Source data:
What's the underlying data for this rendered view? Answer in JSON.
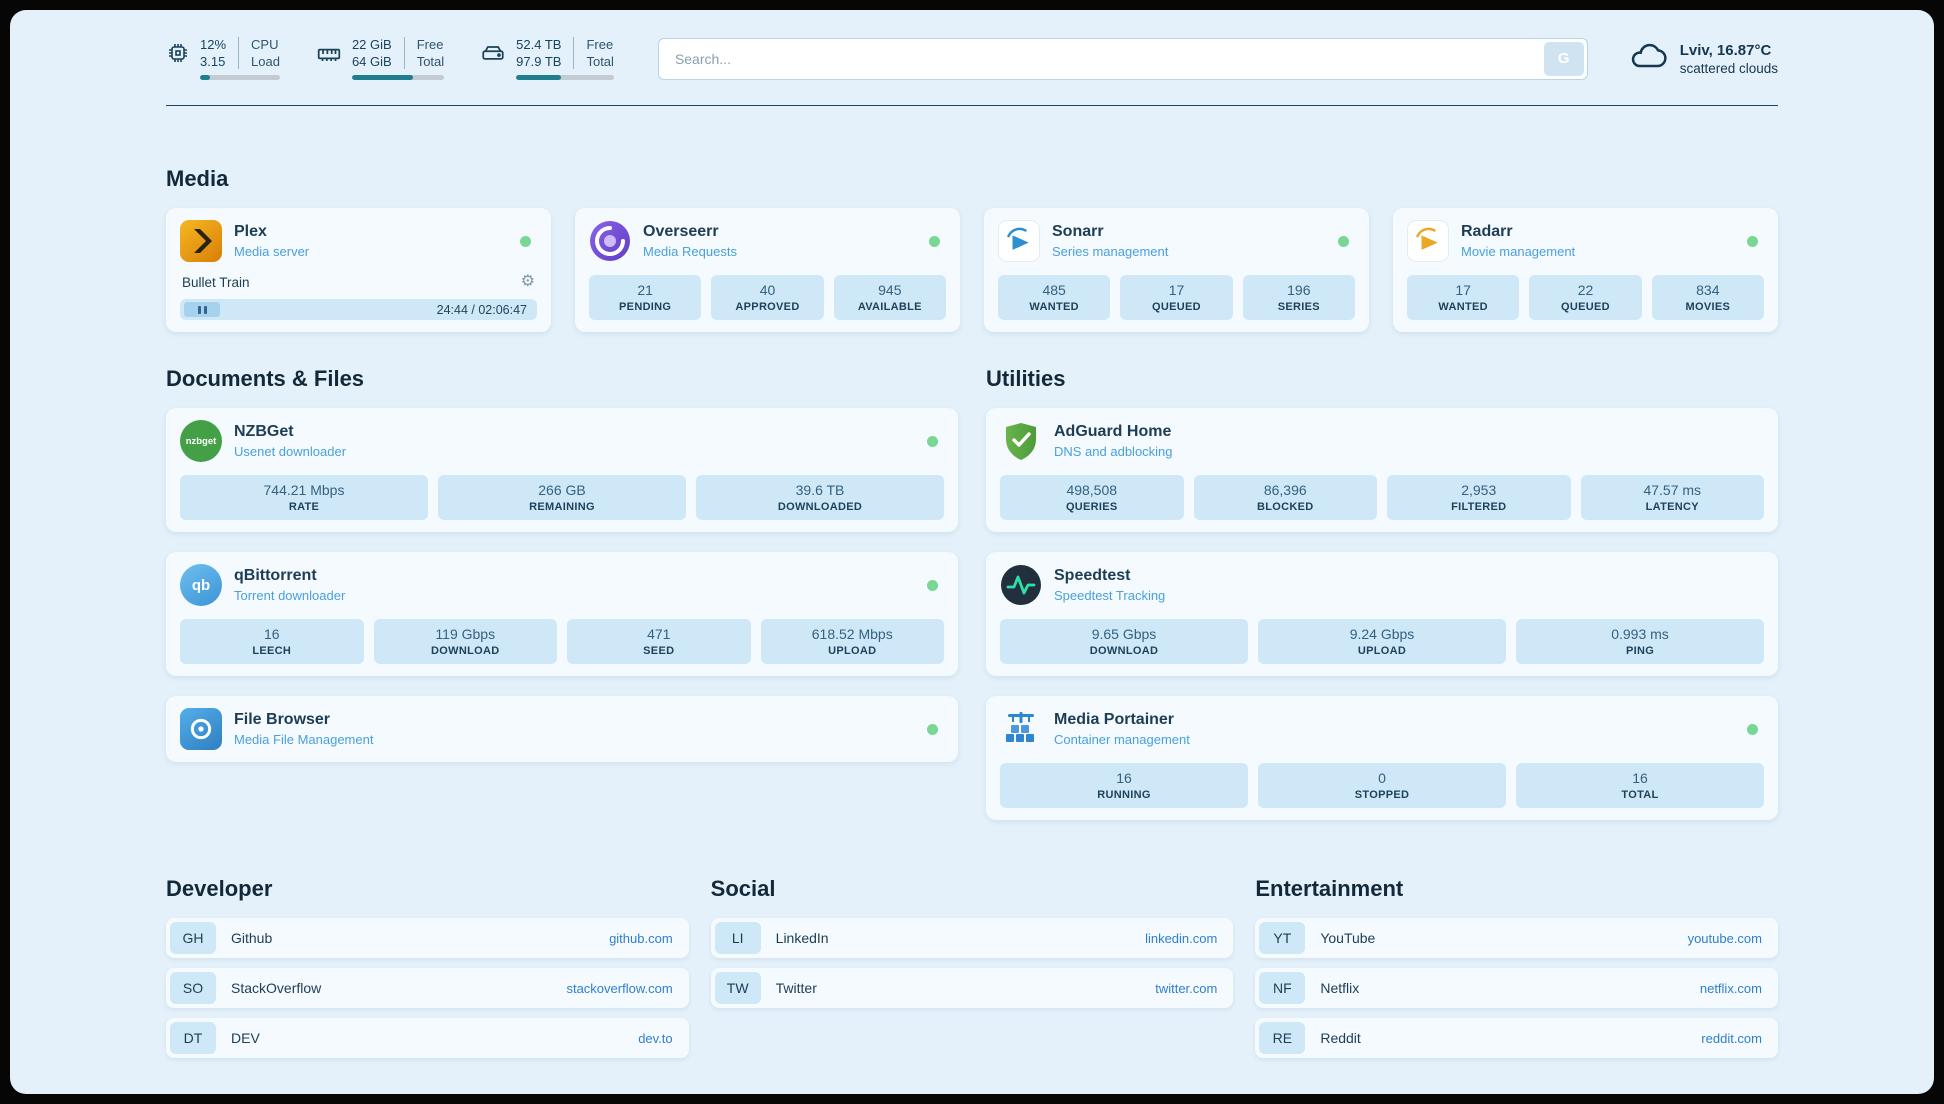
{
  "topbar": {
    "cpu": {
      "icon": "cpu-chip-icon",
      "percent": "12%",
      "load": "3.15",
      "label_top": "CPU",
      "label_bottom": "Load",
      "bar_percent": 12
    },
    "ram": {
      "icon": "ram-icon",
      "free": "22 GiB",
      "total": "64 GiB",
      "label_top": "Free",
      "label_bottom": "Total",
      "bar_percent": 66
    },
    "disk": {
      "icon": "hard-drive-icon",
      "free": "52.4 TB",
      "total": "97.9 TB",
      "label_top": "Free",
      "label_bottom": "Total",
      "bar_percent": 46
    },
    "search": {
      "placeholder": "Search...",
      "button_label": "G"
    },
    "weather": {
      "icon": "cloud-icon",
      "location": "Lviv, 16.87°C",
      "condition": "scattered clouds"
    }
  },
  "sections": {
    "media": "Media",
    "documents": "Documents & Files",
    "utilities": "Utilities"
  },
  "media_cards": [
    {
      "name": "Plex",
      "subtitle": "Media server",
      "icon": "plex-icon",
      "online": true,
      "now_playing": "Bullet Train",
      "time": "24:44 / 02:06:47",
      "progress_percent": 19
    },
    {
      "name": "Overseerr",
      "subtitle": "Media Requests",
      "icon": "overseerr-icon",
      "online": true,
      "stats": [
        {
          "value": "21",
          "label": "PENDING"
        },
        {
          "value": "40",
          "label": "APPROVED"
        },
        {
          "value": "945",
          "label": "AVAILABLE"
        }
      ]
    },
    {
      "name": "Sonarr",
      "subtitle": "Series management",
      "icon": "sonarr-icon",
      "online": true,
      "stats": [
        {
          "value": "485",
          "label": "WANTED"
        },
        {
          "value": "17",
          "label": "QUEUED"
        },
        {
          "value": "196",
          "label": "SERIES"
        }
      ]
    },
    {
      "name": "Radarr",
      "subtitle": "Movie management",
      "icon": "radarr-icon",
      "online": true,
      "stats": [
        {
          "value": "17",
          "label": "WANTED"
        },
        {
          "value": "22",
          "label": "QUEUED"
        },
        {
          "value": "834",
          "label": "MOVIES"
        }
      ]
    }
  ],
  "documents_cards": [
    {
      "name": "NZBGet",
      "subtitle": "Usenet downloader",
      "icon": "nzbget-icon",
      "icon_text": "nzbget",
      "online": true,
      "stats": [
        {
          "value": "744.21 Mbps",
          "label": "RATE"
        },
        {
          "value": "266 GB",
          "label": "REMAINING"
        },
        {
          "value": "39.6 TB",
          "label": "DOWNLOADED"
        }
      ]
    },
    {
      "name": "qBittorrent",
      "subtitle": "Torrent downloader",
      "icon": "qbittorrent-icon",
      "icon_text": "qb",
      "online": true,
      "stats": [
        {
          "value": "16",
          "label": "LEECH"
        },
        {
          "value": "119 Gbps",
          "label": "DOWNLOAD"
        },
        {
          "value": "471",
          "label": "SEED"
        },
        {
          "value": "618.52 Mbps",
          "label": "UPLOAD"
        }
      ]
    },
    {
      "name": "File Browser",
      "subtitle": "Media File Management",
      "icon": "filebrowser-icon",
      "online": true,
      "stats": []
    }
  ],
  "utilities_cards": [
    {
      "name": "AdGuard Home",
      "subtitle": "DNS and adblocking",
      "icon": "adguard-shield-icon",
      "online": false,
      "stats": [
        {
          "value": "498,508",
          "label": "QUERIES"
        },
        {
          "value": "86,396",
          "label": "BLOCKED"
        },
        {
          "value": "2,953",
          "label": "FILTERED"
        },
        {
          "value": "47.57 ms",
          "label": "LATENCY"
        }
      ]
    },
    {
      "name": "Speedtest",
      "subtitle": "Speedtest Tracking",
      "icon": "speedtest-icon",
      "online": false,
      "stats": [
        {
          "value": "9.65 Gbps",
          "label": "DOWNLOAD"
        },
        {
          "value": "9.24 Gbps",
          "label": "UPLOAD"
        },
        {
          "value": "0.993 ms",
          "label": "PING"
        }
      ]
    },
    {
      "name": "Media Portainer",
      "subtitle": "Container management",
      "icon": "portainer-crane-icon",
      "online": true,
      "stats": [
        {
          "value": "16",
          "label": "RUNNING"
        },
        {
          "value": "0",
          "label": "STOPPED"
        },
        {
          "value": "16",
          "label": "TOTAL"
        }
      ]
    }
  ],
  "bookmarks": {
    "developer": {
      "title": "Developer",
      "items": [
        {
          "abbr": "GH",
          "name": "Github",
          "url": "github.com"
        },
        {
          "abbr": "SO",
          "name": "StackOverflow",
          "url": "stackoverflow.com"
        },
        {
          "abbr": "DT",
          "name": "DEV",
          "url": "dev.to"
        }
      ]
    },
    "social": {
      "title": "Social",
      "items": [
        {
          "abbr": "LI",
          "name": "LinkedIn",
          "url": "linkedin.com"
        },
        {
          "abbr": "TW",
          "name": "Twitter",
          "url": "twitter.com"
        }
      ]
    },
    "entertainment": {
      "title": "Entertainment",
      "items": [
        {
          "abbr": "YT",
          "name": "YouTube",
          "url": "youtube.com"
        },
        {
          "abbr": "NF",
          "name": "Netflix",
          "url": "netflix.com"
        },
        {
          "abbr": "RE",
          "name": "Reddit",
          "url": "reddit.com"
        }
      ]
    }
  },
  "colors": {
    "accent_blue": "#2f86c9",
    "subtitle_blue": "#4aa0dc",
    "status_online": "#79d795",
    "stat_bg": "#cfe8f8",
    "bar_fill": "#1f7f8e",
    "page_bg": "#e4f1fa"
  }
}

[Objective]: Copy the listing in full and without alteration, omitting every picture.

[Written response]:
What's the underlying data for this rendered view? Answer in JSON.
{
  "topbar": {
    "cpu": {
      "icon": "cpu-chip-icon",
      "percent": "12%",
      "load": "3.15",
      "label_top": "CPU",
      "label_bottom": "Load",
      "bar_percent": 12
    },
    "ram": {
      "icon": "ram-icon",
      "free": "22 GiB",
      "total": "64 GiB",
      "label_top": "Free",
      "label_bottom": "Total",
      "bar_percent": 66
    },
    "disk": {
      "icon": "hard-drive-icon",
      "free": "52.4 TB",
      "total": "97.9 TB",
      "label_top": "Free",
      "label_bottom": "Total",
      "bar_percent": 46
    },
    "search": {
      "placeholder": "Search...",
      "button_label": "G"
    },
    "weather": {
      "icon": "cloud-icon",
      "location": "Lviv, 16.87°C",
      "condition": "scattered clouds"
    }
  },
  "sections": {
    "media": "Media",
    "documents": "Documents & Files",
    "utilities": "Utilities"
  },
  "media_cards": [
    {
      "name": "Plex",
      "subtitle": "Media server",
      "icon": "plex-icon",
      "online": true,
      "now_playing": "Bullet Train",
      "time": "24:44 / 02:06:47",
      "progress_percent": 19
    },
    {
      "name": "Overseerr",
      "subtitle": "Media Requests",
      "icon": "overseerr-icon",
      "online": true,
      "stats": [
        {
          "value": "21",
          "label": "PENDING"
        },
        {
          "value": "40",
          "label": "APPROVED"
        },
        {
          "value": "945",
          "label": "AVAILABLE"
        }
      ]
    },
    {
      "name": "Sonarr",
      "subtitle": "Series management",
      "icon": "sonarr-icon",
      "online": true,
      "stats": [
        {
          "value": "485",
          "label": "WANTED"
        },
        {
          "value": "17",
          "label": "QUEUED"
        },
        {
          "value": "196",
          "label": "SERIES"
        }
      ]
    },
    {
      "name": "Radarr",
      "subtitle": "Movie management",
      "icon": "radarr-icon",
      "online": true,
      "stats": [
        {
          "value": "17",
          "label": "WANTED"
        },
        {
          "value": "22",
          "label": "QUEUED"
        },
        {
          "value": "834",
          "label": "MOVIES"
        }
      ]
    }
  ],
  "documents_cards": [
    {
      "name": "NZBGet",
      "subtitle": "Usenet downloader",
      "icon": "nzbget-icon",
      "icon_text": "nzbget",
      "online": true,
      "stats": [
        {
          "value": "744.21 Mbps",
          "label": "RATE"
        },
        {
          "value": "266 GB",
          "label": "REMAINING"
        },
        {
          "value": "39.6 TB",
          "label": "DOWNLOADED"
        }
      ]
    },
    {
      "name": "qBittorrent",
      "subtitle": "Torrent downloader",
      "icon": "qbittorrent-icon",
      "icon_text": "qb",
      "online": true,
      "stats": [
        {
          "value": "16",
          "label": "LEECH"
        },
        {
          "value": "119 Gbps",
          "label": "DOWNLOAD"
        },
        {
          "value": "471",
          "label": "SEED"
        },
        {
          "value": "618.52 Mbps",
          "label": "UPLOAD"
        }
      ]
    },
    {
      "name": "File Browser",
      "subtitle": "Media File Management",
      "icon": "filebrowser-icon",
      "online": true,
      "stats": []
    }
  ],
  "utilities_cards": [
    {
      "name": "AdGuard Home",
      "subtitle": "DNS and adblocking",
      "icon": "adguard-shield-icon",
      "online": false,
      "stats": [
        {
          "value": "498,508",
          "label": "QUERIES"
        },
        {
          "value": "86,396",
          "label": "BLOCKED"
        },
        {
          "value": "2,953",
          "label": "FILTERED"
        },
        {
          "value": "47.57 ms",
          "label": "LATENCY"
        }
      ]
    },
    {
      "name": "Speedtest",
      "subtitle": "Speedtest Tracking",
      "icon": "speedtest-icon",
      "online": false,
      "stats": [
        {
          "value": "9.65 Gbps",
          "label": "DOWNLOAD"
        },
        {
          "value": "9.24 Gbps",
          "label": "UPLOAD"
        },
        {
          "value": "0.993 ms",
          "label": "PING"
        }
      ]
    },
    {
      "name": "Media Portainer",
      "subtitle": "Container management",
      "icon": "portainer-crane-icon",
      "online": true,
      "stats": [
        {
          "value": "16",
          "label": "RUNNING"
        },
        {
          "value": "0",
          "label": "STOPPED"
        },
        {
          "value": "16",
          "label": "TOTAL"
        }
      ]
    }
  ],
  "bookmarks": {
    "developer": {
      "title": "Developer",
      "items": [
        {
          "abbr": "GH",
          "name": "Github",
          "url": "github.com"
        },
        {
          "abbr": "SO",
          "name": "StackOverflow",
          "url": "stackoverflow.com"
        },
        {
          "abbr": "DT",
          "name": "DEV",
          "url": "dev.to"
        }
      ]
    },
    "social": {
      "title": "Social",
      "items": [
        {
          "abbr": "LI",
          "name": "LinkedIn",
          "url": "linkedin.com"
        },
        {
          "abbr": "TW",
          "name": "Twitter",
          "url": "twitter.com"
        }
      ]
    },
    "entertainment": {
      "title": "Entertainment",
      "items": [
        {
          "abbr": "YT",
          "name": "YouTube",
          "url": "youtube.com"
        },
        {
          "abbr": "NF",
          "name": "Netflix",
          "url": "netflix.com"
        },
        {
          "abbr": "RE",
          "name": "Reddit",
          "url": "reddit.com"
        }
      ]
    }
  },
  "colors": {
    "accent_blue": "#2f86c9",
    "subtitle_blue": "#4aa0dc",
    "status_online": "#79d795",
    "stat_bg": "#cfe8f8",
    "bar_fill": "#1f7f8e",
    "page_bg": "#e4f1fa"
  }
}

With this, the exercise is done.